• _SET EXERCISE_:
Collect every line in the records below that contains the word "东方佛都".

• _DATA SHOWN_:
********************

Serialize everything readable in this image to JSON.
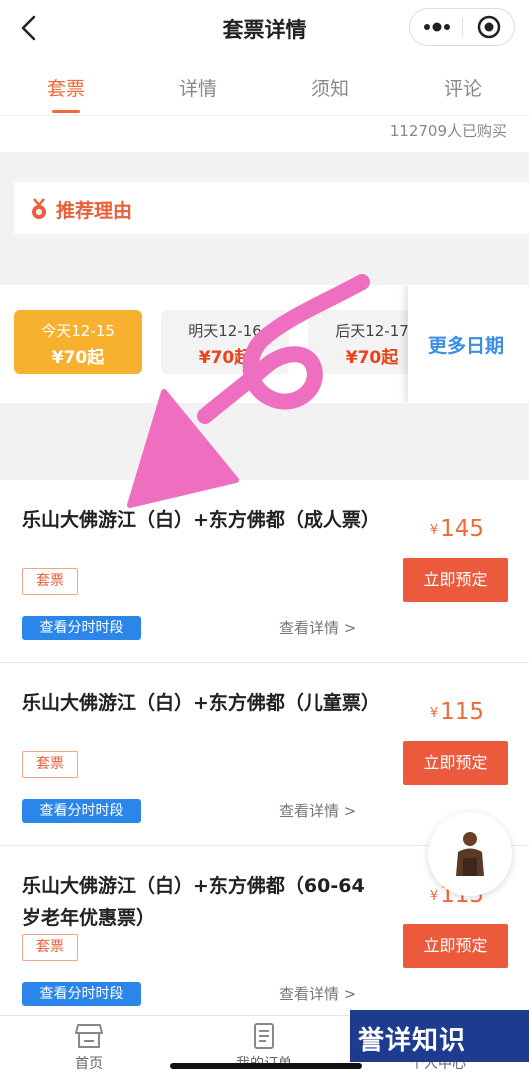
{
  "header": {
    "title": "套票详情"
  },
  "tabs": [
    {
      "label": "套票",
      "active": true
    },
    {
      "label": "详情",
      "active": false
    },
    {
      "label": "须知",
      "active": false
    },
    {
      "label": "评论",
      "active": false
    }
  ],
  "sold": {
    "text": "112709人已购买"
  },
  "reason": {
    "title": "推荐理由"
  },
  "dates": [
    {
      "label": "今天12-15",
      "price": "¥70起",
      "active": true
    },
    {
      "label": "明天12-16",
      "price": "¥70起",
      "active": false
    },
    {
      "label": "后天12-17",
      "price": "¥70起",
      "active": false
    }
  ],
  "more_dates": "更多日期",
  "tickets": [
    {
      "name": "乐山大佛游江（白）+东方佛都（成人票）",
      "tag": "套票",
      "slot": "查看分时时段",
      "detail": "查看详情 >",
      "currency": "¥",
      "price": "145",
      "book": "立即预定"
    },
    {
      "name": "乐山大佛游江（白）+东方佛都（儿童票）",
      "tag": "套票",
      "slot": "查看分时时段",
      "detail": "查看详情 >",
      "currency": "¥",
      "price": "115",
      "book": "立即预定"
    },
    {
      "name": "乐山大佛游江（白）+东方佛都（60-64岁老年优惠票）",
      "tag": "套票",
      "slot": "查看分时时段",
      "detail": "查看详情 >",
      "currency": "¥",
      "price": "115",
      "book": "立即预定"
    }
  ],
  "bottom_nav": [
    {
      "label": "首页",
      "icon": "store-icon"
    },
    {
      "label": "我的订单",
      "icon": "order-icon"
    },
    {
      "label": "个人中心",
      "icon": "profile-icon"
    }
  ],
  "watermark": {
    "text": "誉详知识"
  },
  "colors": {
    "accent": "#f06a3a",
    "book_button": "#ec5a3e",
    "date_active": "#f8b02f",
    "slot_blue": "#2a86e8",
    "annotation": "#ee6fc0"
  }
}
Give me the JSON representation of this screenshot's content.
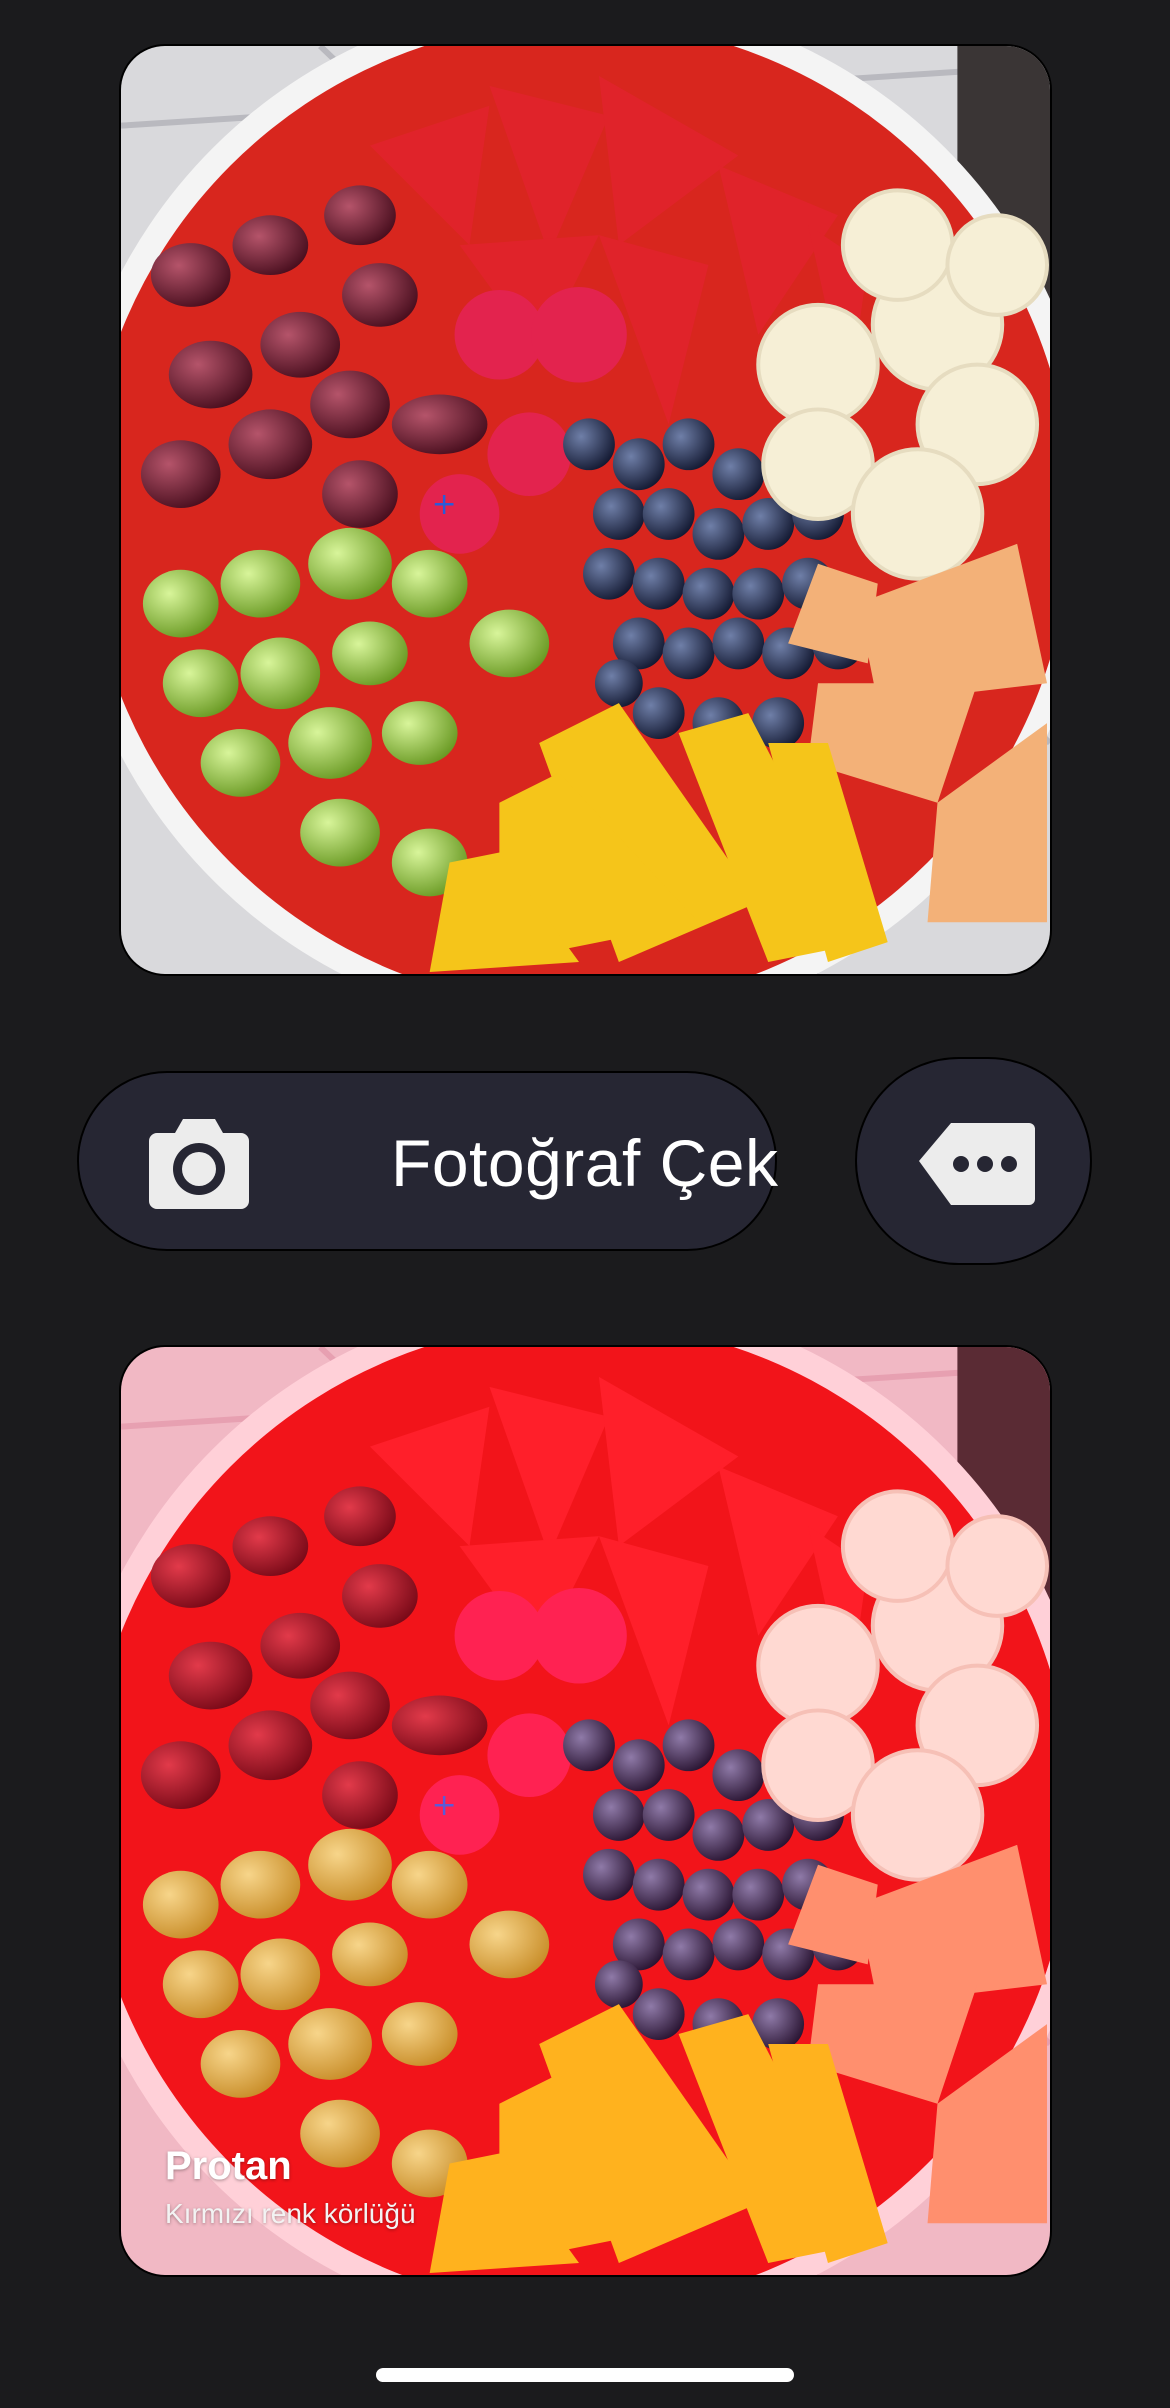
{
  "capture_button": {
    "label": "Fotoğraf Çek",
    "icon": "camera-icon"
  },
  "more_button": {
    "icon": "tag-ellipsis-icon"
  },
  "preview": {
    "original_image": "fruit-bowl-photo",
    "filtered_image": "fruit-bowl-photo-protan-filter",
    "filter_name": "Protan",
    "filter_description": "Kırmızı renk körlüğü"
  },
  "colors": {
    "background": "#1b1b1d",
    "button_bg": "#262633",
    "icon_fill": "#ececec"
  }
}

********************

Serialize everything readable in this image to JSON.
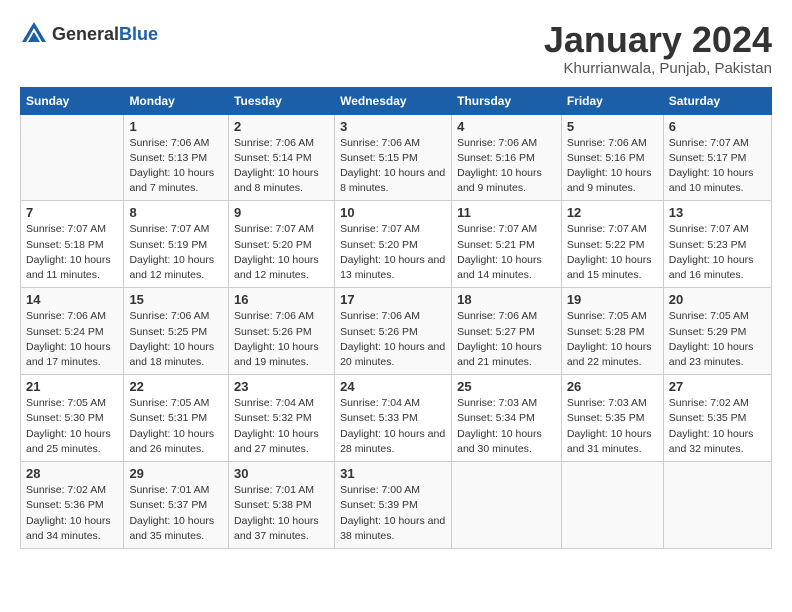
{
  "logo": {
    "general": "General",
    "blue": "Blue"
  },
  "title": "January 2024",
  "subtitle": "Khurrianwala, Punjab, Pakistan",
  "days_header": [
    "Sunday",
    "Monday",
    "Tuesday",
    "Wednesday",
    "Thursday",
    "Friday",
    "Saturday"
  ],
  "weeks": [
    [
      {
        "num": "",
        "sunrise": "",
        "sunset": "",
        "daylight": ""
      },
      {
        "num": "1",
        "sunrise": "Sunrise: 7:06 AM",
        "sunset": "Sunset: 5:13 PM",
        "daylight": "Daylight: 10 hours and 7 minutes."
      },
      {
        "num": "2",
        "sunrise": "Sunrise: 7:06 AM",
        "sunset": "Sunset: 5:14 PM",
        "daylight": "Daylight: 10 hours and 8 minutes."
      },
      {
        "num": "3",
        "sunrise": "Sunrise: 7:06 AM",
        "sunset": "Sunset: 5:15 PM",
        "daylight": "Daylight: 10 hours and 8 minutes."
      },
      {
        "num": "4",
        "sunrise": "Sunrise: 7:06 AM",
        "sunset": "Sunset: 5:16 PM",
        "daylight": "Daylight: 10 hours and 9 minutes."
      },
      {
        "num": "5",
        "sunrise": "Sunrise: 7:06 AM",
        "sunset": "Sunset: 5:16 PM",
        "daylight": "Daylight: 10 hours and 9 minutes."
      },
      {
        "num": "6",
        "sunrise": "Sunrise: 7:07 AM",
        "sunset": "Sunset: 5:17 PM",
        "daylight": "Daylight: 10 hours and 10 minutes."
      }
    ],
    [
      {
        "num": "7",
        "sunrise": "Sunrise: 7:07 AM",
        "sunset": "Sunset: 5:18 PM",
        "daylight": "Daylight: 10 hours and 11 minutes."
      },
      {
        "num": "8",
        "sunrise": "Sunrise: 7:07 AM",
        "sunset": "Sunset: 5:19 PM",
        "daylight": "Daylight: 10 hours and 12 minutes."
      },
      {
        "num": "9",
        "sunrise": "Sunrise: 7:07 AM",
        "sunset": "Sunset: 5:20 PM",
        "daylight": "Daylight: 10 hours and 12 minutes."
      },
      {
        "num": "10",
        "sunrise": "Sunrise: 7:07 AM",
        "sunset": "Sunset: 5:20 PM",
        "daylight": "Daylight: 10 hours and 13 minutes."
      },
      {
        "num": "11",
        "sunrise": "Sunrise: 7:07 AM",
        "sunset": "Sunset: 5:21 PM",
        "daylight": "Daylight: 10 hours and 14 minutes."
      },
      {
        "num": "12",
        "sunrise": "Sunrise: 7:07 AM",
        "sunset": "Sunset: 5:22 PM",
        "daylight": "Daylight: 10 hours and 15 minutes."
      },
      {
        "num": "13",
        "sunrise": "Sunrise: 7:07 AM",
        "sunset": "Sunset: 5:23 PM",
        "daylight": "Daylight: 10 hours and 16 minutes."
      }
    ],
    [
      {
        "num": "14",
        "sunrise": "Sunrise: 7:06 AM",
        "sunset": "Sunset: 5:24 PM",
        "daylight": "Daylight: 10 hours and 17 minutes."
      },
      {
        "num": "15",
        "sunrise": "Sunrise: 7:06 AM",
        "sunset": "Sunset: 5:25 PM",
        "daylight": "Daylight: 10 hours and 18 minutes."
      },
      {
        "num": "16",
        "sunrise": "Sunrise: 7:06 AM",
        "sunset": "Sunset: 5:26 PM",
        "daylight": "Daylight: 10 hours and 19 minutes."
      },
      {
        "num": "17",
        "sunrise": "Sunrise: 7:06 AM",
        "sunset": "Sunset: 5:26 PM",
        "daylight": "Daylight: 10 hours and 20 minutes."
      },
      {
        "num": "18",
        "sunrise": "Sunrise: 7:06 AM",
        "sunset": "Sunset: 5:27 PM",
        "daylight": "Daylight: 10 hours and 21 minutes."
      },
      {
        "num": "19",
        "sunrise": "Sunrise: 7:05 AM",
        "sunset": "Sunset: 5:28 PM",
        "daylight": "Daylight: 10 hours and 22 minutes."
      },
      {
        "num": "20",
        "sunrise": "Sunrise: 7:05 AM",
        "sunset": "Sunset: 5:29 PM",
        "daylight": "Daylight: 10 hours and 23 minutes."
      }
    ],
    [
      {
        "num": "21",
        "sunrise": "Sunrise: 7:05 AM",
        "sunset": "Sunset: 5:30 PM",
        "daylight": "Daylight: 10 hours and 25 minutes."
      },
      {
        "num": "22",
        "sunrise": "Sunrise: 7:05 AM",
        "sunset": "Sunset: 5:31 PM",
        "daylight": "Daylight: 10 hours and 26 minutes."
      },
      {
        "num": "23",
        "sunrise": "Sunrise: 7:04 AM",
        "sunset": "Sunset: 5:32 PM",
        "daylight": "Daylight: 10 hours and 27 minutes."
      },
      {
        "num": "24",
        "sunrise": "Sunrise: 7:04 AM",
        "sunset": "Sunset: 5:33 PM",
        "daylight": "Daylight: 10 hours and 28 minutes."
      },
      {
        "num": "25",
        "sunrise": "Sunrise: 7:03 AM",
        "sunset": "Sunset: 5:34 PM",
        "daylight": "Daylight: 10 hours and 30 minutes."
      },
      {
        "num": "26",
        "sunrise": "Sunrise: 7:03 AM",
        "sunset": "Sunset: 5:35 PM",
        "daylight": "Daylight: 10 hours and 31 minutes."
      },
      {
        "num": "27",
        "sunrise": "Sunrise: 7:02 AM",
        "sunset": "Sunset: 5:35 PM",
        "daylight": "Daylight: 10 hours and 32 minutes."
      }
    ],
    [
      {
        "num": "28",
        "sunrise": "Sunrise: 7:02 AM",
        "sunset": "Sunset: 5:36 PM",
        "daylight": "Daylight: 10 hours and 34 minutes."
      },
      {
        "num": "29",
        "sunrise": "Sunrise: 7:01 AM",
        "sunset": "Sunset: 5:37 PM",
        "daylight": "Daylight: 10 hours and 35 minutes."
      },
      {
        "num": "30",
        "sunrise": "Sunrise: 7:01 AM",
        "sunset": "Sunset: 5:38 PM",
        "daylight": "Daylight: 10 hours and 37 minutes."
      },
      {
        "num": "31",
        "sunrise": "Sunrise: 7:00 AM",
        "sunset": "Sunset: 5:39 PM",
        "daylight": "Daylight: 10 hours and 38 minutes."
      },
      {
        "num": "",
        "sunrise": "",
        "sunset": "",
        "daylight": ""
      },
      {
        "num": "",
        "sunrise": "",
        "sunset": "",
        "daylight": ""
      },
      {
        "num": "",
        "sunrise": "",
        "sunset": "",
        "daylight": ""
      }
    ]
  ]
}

********************

• _EXERCISE SOLUTION_:
      "name": "乐山大佛游江（白）+东方佛都（成人票）",
      "name": "乐山大佛游江（白）+东方佛都（儿童票）",
      "name": "乐山大佛游江（白）+东方佛都（60-64岁老年优惠票）",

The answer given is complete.